> [SHORT PROBLEM]: Answer with one number only: the number of lines that include the word "Mauritania".

┌──

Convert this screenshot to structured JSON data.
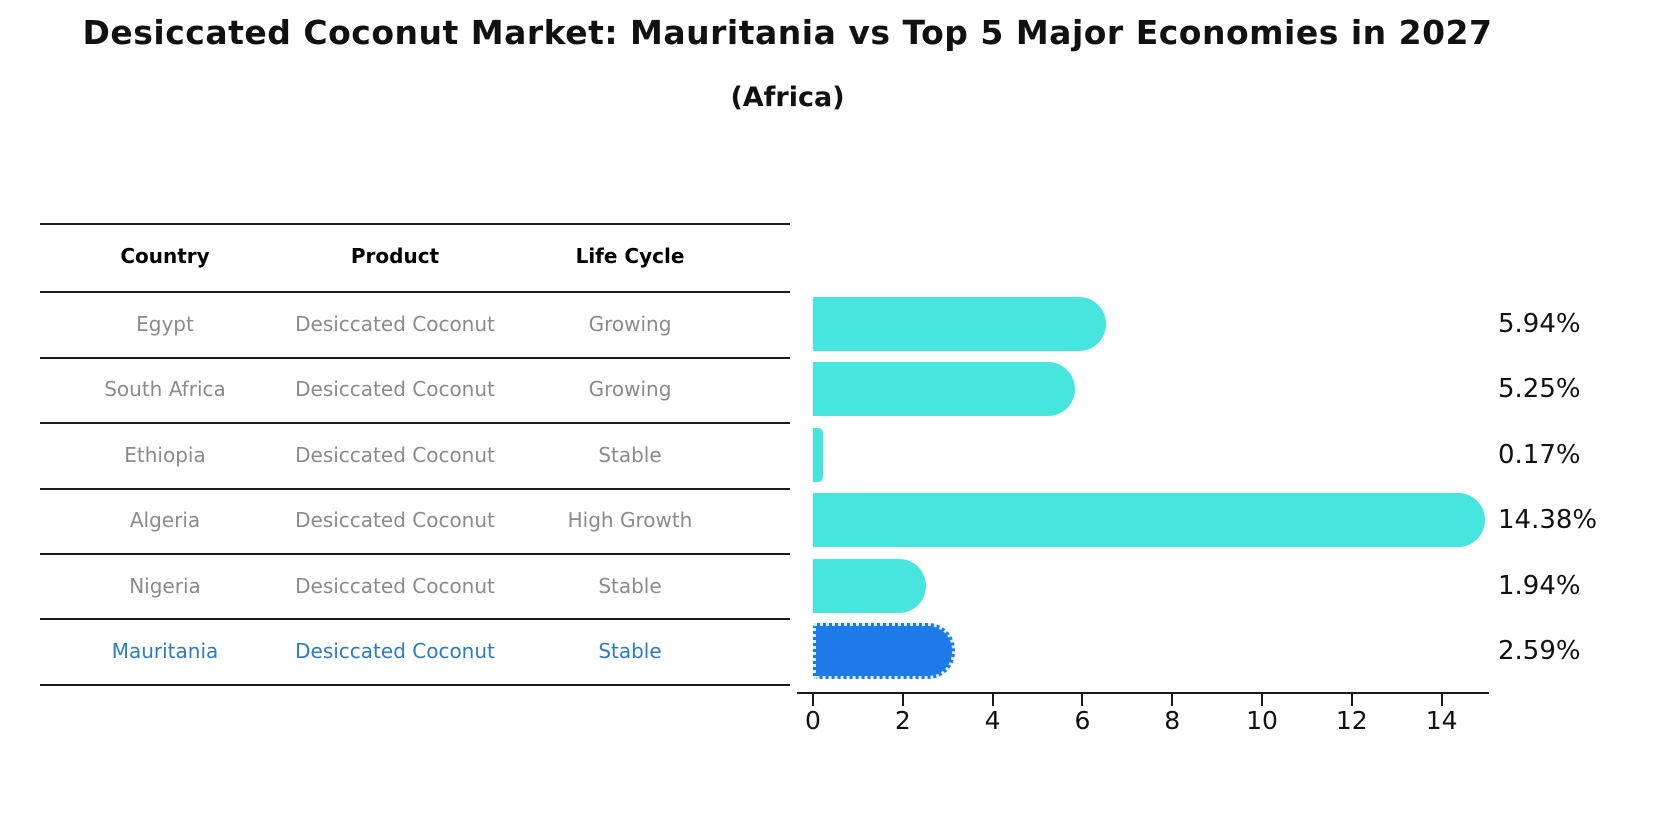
{
  "header": {
    "title": "Desiccated Coconut Market: Mauritania vs Top 5 Major Economies in 2027",
    "subtitle": "(Africa)"
  },
  "table": {
    "headers": [
      "Country",
      "Product",
      "Life Cycle"
    ],
    "rows": [
      {
        "country": "Egypt",
        "product": "Desiccated Coconut",
        "life_cycle": "Growing",
        "highlight": false
      },
      {
        "country": "South Africa",
        "product": "Desiccated Coconut",
        "life_cycle": "Growing",
        "highlight": false
      },
      {
        "country": "Ethiopia",
        "product": "Desiccated Coconut",
        "life_cycle": "Stable",
        "highlight": false
      },
      {
        "country": "Algeria",
        "product": "Desiccated Coconut",
        "life_cycle": "High Growth",
        "highlight": false
      },
      {
        "country": "Nigeria",
        "product": "Desiccated Coconut",
        "life_cycle": "Stable",
        "highlight": false
      },
      {
        "country": "Mauritania",
        "product": "Desiccated Coconut",
        "life_cycle": "Stable",
        "highlight": true
      }
    ]
  },
  "chart_data": {
    "type": "bar",
    "orientation": "horizontal",
    "title": "Desiccated Coconut Market: Mauritania vs Top 5 Major Economies in 2027",
    "subtitle": "(Africa)",
    "categories": [
      "Egypt",
      "South Africa",
      "Ethiopia",
      "Algeria",
      "Nigeria",
      "Mauritania"
    ],
    "values": [
      5.94,
      5.25,
      0.17,
      14.38,
      1.94,
      2.59
    ],
    "value_labels": [
      "5.94%",
      "5.25%",
      "0.17%",
      "14.38%",
      "1.94%",
      "2.59%"
    ],
    "highlight_index": 5,
    "xlabel": "",
    "ylabel": "",
    "xlim": [
      0,
      15.1
    ],
    "xticks": [
      0,
      2,
      4,
      6,
      8,
      10,
      12,
      14
    ],
    "grid": false,
    "legend": false
  },
  "colors": {
    "bar": "#46e6df",
    "highlight_bar": "#1e7ae8",
    "highlight_bar_edge": "#d9f0fb",
    "highlight_text": "#2b7bcb",
    "table_text": "#8b8b8b",
    "header_text": "#000000",
    "line": "#1a1a1a"
  }
}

└──

> [ANSWER BELOW]: 4